| The task |
Repeat the material below exactly, with no pictures.

| Records shown |
☆ ☆ ☆ ☆ ☆ ☆ ☆
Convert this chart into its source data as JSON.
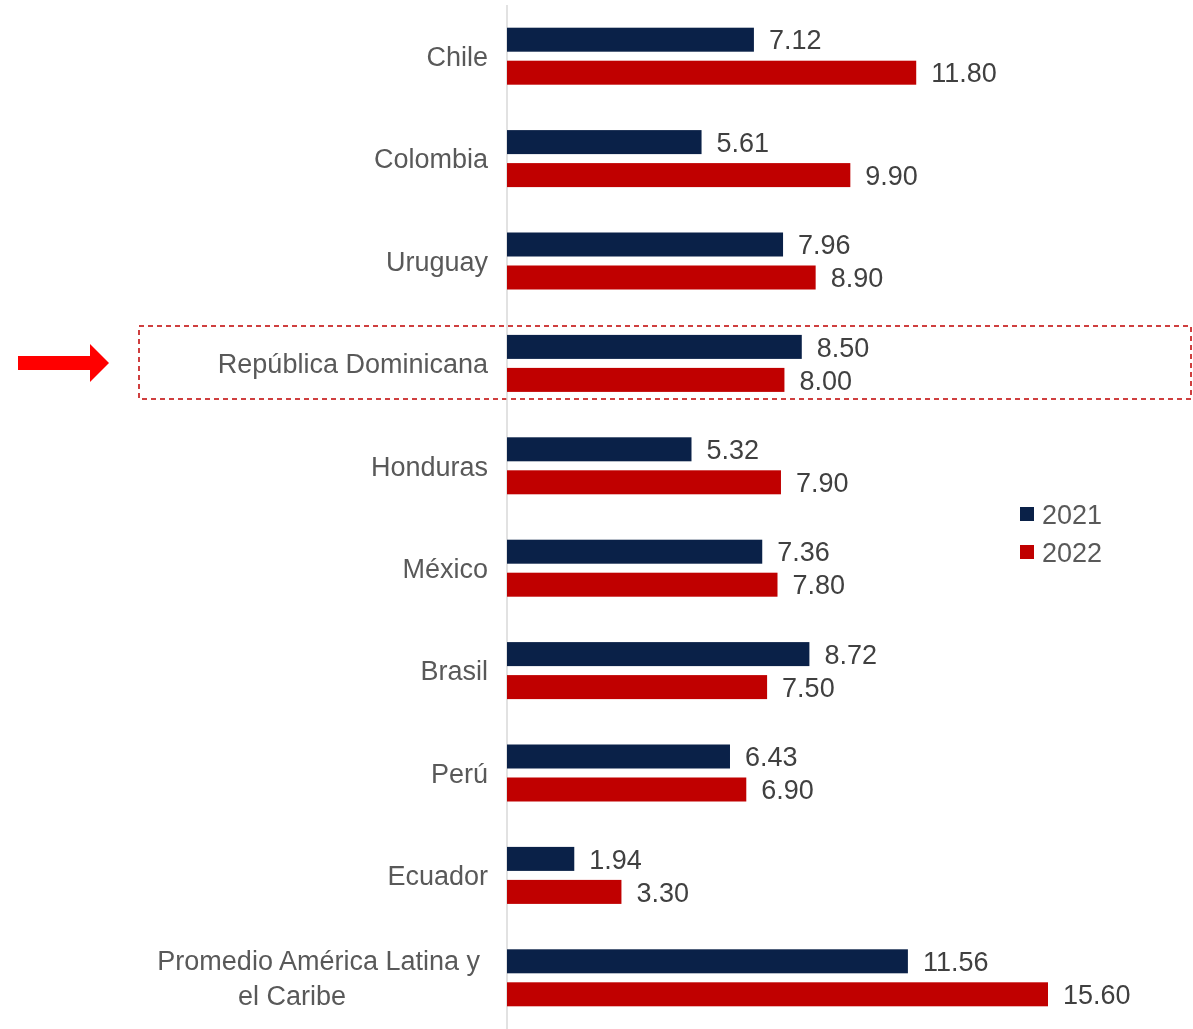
{
  "chart_data": {
    "type": "bar",
    "orientation": "horizontal",
    "categories": [
      "Chile",
      "Colombia",
      "Uruguay",
      "República Dominicana",
      "Honduras",
      "México",
      "Brasil",
      "Perú",
      "Ecuador",
      "Promedio América Latina y el Caribe"
    ],
    "series": [
      {
        "name": "2021",
        "color": "#0a2148",
        "values": [
          7.12,
          5.61,
          7.96,
          8.5,
          5.32,
          7.36,
          8.72,
          6.43,
          1.94,
          11.56
        ],
        "value_labels": [
          "7.12",
          "5.61",
          "7.96",
          "8.50",
          "5.32",
          "7.36",
          "8.72",
          "6.43",
          "1.94",
          "11.56"
        ]
      },
      {
        "name": "2022",
        "color": "#c00000",
        "values": [
          11.8,
          9.9,
          8.9,
          8.0,
          7.9,
          7.8,
          7.5,
          6.9,
          3.3,
          15.6
        ],
        "value_labels": [
          "11.80",
          "9.90",
          "8.90",
          "8.00",
          "7.90",
          "7.80",
          "7.50",
          "6.90",
          "3.30",
          "15.60"
        ]
      }
    ],
    "legend": "right"
  }
}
☆ ☆ ☆ ☆ ☆ ☆ ☆
| Complete response |
Convert this chart into its source data as JSON.
{
  "chart_data": {
    "type": "bar",
    "orientation": "horizontal",
    "categories": [
      "Chile",
      "Colombia",
      "Uruguay",
      "República Dominicana",
      "Honduras",
      "México",
      "Brasil",
      "Perú",
      "Ecuador",
      "Promedio América Latina y el Caribe"
    ],
    "series": [
      {
        "name": "2021",
        "color": "#0a2148",
        "values": [
          7.12,
          5.61,
          7.96,
          8.5,
          5.32,
          7.36,
          8.72,
          6.43,
          1.94,
          11.56
        ],
        "value_labels": [
          "7.12",
          "5.61",
          "7.96",
          "8.50",
          "5.32",
          "7.36",
          "8.72",
          "6.43",
          "1.94",
          "11.56"
        ]
      },
      {
        "name": "2022",
        "color": "#c00000",
        "values": [
          11.8,
          9.9,
          8.9,
          8.0,
          7.9,
          7.8,
          7.5,
          6.9,
          3.3,
          15.6
        ],
        "value_labels": [
          "11.80",
          "9.90",
          "8.90",
          "8.00",
          "7.90",
          "7.80",
          "7.50",
          "6.90",
          "3.30",
          "15.60"
        ]
      }
    ],
    "legend": "right"
  }
}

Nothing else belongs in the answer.